= Dataset =
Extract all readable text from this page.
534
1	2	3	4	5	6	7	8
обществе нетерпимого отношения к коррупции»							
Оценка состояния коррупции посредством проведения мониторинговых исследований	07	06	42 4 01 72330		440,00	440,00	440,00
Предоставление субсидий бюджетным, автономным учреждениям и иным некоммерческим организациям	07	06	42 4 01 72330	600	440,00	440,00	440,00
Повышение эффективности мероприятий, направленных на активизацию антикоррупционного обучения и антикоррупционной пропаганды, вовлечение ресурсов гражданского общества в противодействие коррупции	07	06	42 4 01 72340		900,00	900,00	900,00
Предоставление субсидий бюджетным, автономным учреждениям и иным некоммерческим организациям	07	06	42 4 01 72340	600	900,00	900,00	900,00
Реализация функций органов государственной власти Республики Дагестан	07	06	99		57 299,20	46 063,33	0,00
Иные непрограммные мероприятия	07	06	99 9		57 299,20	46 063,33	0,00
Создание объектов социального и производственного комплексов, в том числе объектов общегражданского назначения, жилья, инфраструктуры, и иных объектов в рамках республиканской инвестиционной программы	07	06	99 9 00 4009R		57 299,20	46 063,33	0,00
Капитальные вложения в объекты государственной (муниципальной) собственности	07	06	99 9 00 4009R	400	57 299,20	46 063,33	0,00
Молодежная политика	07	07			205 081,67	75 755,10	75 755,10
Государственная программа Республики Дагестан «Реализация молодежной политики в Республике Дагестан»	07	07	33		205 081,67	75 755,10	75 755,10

= Aim =
Write out the records above again, keeping each one identical to the original.

= Finished task =
Extract all readable text from this page.
534
1	2	3	4	5	6	7	8
обществе нетерпимого отношения к коррупции»							
Оценка состояния коррупции посредством проведения мониторинговых исследований	07	06	42 4 01 72330		440,00	440,00	440,00
Предоставление субсидий бюджетным, автономным учреждениям и иным некоммерческим организациям	07	06	42 4 01 72330	600	440,00	440,00	440,00
Повышение эффективности мероприятий, направленных на активизацию антикоррупционного обучения и антикоррупционной пропаганды, вовлечение ресурсов гражданского общества в противодействие коррупции	07	06	42 4 01 72340		900,00	900,00	900,00
Предоставление субсидий бюджетным, автономным учреждениям и иным некоммерческим организациям	07	06	42 4 01 72340	600	900,00	900,00	900,00
Реализация функций органов государственной власти Республики Дагестан	07	06	99		57 299,20	46 063,33	0,00
Иные непрограммные мероприятия	07	06	99 9		57 299,20	46 063,33	0,00
Создание объектов социального и производственного комплексов, в том числе объектов общегражданского назначения, жилья, инфраструктуры, и иных объектов в рамках республиканской инвестиционной программы	07	06	99 9 00 4009R		57 299,20	46 063,33	0,00
Капитальные вложения в объекты государственной (муниципальной) собственности	07	06	99 9 00 4009R	400	57 299,20	46 063,33	0,00
Молодежная политика	07	07			205 081,67	75 755,10	75 755,10
Государственная программа Республики Дагестан «Реализация молодежной политики в Республике Дагестан»	07	07	33		205 081,67	75 755,10	75 755,10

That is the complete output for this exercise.